══ DATA PROVIDED
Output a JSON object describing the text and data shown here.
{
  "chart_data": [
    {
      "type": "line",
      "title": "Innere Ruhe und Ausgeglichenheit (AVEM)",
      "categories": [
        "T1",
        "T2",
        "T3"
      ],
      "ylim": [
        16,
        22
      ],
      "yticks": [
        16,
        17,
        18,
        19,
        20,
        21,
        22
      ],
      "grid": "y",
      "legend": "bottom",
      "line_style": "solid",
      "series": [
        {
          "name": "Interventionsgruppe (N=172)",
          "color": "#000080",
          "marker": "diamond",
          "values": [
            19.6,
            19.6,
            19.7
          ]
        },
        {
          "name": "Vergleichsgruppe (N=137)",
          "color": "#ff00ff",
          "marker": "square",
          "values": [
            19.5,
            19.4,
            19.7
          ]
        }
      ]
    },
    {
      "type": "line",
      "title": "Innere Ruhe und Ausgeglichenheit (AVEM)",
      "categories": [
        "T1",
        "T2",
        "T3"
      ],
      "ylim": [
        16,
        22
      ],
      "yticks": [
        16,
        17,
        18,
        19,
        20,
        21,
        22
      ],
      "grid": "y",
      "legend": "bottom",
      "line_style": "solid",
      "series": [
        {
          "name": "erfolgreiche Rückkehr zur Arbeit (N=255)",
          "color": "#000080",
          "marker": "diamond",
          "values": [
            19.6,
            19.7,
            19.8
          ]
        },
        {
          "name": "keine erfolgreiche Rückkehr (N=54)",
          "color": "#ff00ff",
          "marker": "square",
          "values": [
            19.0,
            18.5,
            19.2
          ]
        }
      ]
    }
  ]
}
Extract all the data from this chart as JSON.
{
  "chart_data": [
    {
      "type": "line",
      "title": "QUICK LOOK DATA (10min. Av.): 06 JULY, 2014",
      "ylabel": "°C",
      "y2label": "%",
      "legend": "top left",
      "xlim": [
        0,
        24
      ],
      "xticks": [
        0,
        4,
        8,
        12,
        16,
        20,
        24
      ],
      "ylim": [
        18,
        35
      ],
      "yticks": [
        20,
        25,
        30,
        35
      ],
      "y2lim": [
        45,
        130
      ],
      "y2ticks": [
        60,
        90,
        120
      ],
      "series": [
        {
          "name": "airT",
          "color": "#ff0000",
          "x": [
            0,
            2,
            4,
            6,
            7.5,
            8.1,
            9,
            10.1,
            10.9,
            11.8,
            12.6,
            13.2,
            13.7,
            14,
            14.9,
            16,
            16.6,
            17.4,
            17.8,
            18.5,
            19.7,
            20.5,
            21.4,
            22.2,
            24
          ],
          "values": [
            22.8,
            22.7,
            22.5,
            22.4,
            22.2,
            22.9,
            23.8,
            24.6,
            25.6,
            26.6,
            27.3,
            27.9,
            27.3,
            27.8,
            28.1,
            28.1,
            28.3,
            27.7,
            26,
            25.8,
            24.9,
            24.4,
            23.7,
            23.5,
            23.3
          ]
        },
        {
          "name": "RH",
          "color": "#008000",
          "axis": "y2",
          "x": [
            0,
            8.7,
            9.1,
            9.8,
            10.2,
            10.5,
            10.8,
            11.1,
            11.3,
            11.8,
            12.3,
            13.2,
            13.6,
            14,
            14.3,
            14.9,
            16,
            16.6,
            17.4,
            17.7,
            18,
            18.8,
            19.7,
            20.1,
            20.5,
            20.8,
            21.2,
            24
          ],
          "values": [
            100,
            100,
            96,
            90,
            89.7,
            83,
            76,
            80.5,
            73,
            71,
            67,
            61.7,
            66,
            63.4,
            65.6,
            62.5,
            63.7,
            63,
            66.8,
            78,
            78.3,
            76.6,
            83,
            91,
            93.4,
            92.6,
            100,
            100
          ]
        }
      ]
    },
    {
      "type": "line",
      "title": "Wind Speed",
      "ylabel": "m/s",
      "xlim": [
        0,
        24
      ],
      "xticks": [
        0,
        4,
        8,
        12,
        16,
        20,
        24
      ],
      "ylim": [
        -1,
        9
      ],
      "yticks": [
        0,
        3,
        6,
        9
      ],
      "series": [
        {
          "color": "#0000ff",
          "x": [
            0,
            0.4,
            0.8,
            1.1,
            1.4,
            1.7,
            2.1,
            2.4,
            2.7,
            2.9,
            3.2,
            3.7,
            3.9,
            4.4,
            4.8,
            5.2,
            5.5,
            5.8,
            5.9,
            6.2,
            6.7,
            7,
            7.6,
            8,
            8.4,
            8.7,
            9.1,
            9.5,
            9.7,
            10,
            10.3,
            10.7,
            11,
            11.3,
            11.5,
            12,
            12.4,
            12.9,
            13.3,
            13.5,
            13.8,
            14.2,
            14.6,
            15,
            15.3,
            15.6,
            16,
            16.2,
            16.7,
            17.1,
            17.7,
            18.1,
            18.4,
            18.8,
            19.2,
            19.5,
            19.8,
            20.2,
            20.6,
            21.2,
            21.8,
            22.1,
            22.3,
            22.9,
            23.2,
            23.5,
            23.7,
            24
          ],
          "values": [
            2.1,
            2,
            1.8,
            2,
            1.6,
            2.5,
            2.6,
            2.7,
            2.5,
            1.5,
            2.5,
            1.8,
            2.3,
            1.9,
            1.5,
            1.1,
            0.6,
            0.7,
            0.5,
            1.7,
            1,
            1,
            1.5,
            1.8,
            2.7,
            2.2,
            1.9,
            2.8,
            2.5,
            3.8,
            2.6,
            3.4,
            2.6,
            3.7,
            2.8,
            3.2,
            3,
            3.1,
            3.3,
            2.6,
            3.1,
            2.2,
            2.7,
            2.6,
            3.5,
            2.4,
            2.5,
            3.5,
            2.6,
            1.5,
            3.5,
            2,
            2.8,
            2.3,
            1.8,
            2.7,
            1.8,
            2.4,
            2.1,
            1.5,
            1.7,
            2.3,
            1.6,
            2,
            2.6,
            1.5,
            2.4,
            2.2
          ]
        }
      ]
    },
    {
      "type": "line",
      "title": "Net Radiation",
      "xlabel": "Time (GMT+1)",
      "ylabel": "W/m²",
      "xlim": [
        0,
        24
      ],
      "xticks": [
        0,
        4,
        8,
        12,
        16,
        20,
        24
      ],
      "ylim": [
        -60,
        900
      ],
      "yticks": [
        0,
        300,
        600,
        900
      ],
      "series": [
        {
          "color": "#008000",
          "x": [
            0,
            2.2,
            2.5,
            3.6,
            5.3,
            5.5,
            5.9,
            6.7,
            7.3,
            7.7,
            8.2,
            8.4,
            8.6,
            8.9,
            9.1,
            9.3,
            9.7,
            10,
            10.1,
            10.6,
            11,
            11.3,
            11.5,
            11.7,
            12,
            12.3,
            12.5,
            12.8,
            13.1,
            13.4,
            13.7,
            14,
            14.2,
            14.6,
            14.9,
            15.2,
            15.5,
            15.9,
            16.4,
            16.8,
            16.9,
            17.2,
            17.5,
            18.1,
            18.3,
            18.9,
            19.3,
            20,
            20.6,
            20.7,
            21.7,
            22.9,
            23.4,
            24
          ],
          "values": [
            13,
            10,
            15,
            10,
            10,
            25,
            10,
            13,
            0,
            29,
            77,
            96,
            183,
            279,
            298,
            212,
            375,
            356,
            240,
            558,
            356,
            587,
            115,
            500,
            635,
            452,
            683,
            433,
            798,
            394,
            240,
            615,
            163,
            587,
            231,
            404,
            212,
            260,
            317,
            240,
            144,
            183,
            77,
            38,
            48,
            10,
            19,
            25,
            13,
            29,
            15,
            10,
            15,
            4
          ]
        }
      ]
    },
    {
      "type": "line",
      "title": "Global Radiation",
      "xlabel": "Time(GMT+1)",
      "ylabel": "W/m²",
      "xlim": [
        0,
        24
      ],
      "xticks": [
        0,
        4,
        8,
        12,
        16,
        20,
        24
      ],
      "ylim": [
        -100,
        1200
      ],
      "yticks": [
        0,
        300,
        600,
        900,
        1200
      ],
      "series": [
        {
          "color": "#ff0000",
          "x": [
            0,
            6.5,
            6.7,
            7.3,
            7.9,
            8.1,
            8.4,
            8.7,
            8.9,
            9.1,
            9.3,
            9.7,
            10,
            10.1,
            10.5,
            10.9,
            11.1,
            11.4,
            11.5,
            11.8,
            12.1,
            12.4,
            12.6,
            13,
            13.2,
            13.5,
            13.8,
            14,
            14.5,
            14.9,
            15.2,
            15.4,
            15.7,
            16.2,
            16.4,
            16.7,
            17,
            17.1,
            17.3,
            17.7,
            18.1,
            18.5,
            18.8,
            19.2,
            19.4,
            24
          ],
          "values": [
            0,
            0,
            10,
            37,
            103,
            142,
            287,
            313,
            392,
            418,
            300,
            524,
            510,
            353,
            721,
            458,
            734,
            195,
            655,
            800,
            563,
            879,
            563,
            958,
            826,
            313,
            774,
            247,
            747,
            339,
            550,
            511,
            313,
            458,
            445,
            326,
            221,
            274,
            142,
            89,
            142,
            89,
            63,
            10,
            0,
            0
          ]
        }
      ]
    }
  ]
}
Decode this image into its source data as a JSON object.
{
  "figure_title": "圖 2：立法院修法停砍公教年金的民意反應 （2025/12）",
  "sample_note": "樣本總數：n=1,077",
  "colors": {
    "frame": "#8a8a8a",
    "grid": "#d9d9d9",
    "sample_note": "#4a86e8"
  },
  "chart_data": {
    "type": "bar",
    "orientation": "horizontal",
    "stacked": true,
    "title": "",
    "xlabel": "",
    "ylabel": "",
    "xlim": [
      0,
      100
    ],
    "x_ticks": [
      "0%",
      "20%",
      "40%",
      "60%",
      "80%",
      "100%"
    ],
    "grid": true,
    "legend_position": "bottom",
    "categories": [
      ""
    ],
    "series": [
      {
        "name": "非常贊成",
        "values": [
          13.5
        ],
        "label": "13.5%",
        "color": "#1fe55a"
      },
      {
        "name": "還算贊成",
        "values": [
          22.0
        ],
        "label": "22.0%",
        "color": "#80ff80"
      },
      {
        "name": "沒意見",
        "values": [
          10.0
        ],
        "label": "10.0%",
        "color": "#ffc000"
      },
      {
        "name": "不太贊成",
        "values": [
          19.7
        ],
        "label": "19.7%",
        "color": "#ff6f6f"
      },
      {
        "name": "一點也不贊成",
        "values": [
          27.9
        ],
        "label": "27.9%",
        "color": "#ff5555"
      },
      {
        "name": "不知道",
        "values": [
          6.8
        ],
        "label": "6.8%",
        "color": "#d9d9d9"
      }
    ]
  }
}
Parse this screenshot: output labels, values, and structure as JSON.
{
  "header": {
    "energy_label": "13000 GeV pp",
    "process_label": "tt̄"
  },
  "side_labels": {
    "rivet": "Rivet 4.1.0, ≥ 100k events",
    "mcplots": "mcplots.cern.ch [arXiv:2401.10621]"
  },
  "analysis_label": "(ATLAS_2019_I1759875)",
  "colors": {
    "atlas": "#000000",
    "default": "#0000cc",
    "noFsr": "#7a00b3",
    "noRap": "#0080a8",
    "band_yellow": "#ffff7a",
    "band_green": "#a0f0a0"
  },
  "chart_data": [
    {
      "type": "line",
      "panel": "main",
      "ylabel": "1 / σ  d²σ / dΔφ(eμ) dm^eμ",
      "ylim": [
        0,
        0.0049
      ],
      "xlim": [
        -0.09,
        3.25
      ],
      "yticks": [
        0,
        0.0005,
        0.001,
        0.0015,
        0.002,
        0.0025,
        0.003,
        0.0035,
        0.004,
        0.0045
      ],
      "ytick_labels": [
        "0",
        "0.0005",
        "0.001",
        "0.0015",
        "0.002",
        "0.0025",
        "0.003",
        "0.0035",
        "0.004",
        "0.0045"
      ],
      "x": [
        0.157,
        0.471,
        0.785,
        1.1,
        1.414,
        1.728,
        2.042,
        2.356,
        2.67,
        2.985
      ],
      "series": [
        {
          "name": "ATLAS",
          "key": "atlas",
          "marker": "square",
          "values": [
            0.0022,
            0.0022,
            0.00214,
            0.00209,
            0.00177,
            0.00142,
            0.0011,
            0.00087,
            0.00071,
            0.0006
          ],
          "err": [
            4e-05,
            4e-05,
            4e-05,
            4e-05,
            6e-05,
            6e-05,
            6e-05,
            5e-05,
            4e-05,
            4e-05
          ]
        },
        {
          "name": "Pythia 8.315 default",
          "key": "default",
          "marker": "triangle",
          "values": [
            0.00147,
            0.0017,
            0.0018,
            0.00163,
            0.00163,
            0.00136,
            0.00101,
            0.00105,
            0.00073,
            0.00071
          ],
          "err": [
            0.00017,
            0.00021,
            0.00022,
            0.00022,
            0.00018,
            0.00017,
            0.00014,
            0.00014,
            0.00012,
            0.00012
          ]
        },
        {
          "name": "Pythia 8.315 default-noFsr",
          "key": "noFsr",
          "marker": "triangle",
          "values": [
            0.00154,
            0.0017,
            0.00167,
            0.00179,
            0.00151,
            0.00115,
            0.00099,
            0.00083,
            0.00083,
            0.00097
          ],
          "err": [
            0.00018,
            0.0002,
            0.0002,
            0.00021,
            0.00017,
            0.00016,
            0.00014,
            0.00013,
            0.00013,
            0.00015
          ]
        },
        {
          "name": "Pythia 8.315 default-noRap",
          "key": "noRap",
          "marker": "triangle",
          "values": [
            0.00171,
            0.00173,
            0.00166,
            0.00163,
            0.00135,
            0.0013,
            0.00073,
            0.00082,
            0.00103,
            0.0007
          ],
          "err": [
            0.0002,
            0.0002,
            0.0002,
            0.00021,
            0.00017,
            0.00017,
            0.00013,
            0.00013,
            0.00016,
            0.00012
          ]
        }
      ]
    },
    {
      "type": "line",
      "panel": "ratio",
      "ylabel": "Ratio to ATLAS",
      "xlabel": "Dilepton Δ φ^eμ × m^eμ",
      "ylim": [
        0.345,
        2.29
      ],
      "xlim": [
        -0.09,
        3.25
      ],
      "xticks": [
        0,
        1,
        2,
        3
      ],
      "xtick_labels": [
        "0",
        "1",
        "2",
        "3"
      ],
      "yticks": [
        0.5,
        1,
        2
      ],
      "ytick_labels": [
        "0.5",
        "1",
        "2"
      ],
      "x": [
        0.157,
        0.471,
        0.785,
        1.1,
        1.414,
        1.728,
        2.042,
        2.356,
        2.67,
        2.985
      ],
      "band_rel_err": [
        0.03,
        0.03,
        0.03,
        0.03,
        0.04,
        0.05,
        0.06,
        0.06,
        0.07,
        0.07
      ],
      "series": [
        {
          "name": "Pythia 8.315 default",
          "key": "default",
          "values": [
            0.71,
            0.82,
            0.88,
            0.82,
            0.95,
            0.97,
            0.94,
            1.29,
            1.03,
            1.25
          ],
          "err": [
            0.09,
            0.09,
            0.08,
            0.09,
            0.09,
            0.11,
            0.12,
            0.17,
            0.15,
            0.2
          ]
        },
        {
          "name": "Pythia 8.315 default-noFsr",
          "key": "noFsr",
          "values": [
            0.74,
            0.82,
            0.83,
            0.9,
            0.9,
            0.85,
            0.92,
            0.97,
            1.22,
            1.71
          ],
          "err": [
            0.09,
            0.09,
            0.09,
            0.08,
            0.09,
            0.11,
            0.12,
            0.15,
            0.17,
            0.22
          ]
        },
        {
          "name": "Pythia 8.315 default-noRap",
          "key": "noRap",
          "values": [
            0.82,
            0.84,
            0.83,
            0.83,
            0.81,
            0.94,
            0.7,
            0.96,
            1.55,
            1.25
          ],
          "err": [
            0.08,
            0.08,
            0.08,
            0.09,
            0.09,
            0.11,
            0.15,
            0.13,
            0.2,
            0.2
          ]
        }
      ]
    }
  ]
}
════
• _SET EXERCISE_: Find each line that has the word "Radiation", then copy it out.

• _SOLUTION TO THIS TASK_:
      "title": "Net Radiation",
      "title": "Global Radiation",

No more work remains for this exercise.